EXERCISE INSTRUCTIONS »
Everything in the data should be repeated exactly, save for the images.

(Excerpt from a dataset)
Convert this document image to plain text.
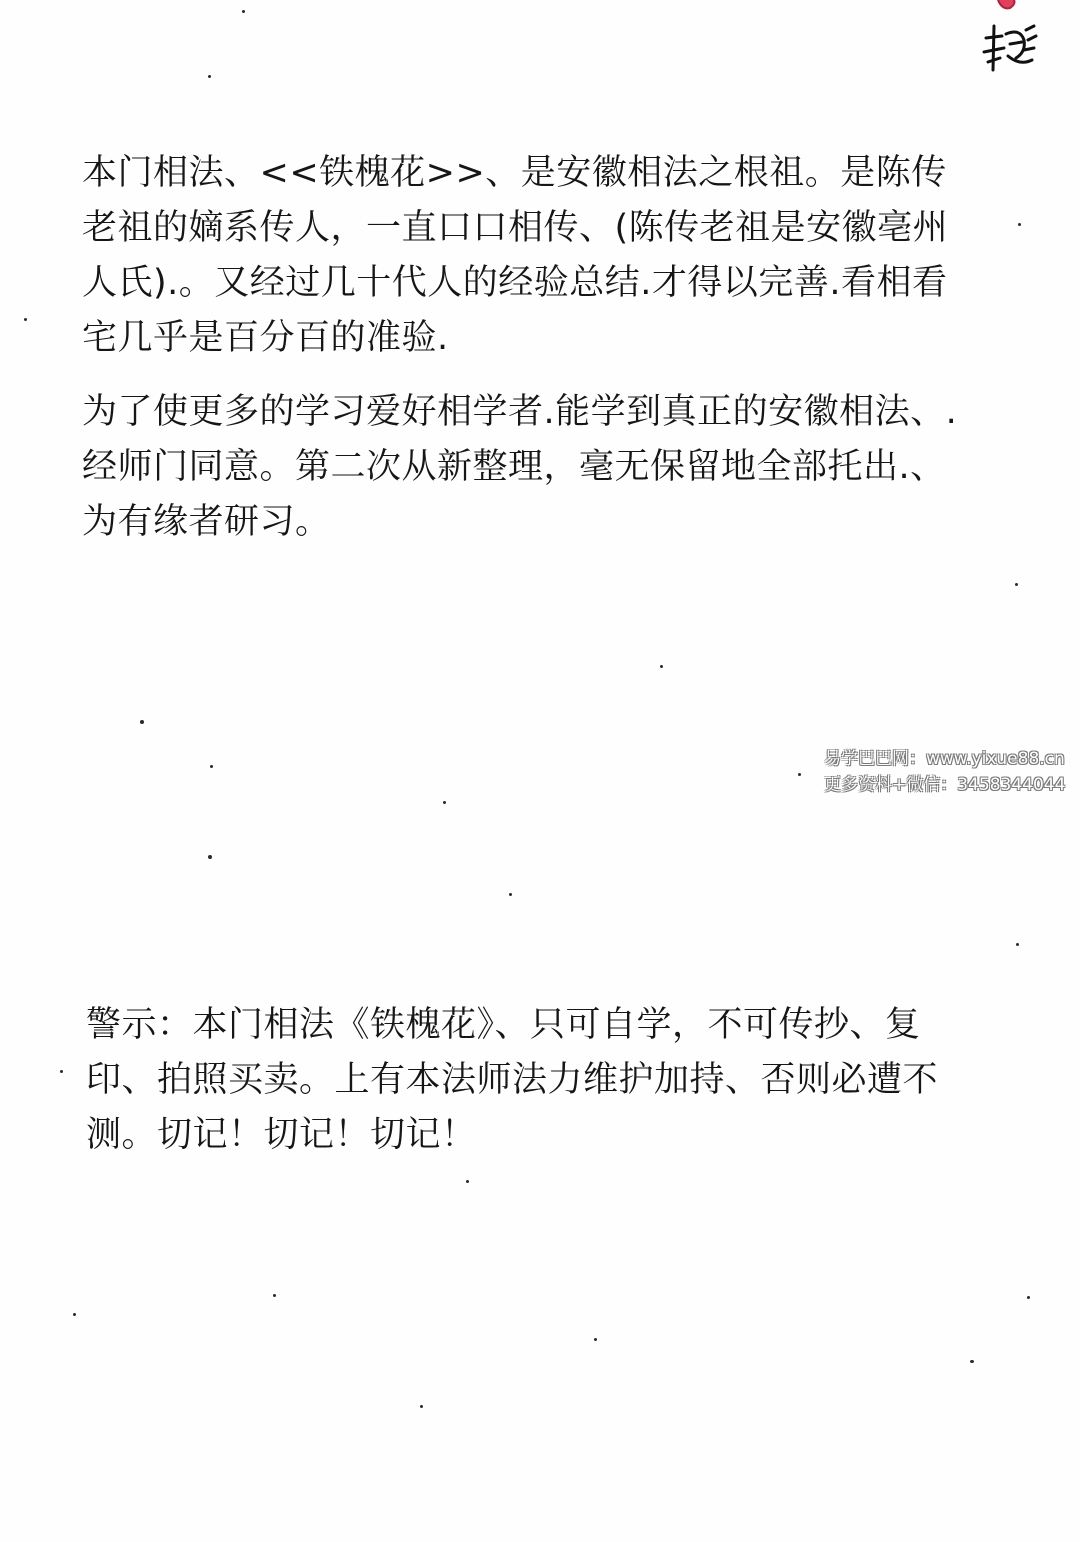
本门相法、<<铁槐花>>、是安徽相法之根祖。是陈传
老祖的嫡系传人，一直口口相传、(陈传老祖是安徽亳州
人氏).。又经过几十代人的经验总结.才得以完善.看相看
宅几乎是百分百的准验.
为了使更多的学习爱好相学者.能学到真正的安徽相法、.
经师门同意。第二次从新整理，毫无保留地全部托出.、
为有缘者研习。
易学巴巴网：www.yixue88.cn
更多资料+微信：3458344044
警示：本门相法《铁槐花》、只可自学，不可传抄、复
印、拍照买卖。上有本法师法力维护加持、否则必遭不
测。切记！切记！切记！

FULL OUTPUT »
Convert this document image to plain text.
本门相法、<<铁槐花>>、是安徽相法之根祖。是陈传
老祖的嫡系传人，一直口口相传、(陈传老祖是安徽亳州
人氏).。又经过几十代人的经验总结.才得以完善.看相看
宅几乎是百分百的准验.
为了使更多的学习爱好相学者.能学到真正的安徽相法、.
经师门同意。第二次从新整理，毫无保留地全部托出.、
为有缘者研习。
易学巴巴网：www.yixue88.cn
更多资料+微信：3458344044
警示：本门相法《铁槐花》、只可自学，不可传抄、复
印、拍照买卖。上有本法师法力维护加持、否则必遭不
测。切记！切记！切记！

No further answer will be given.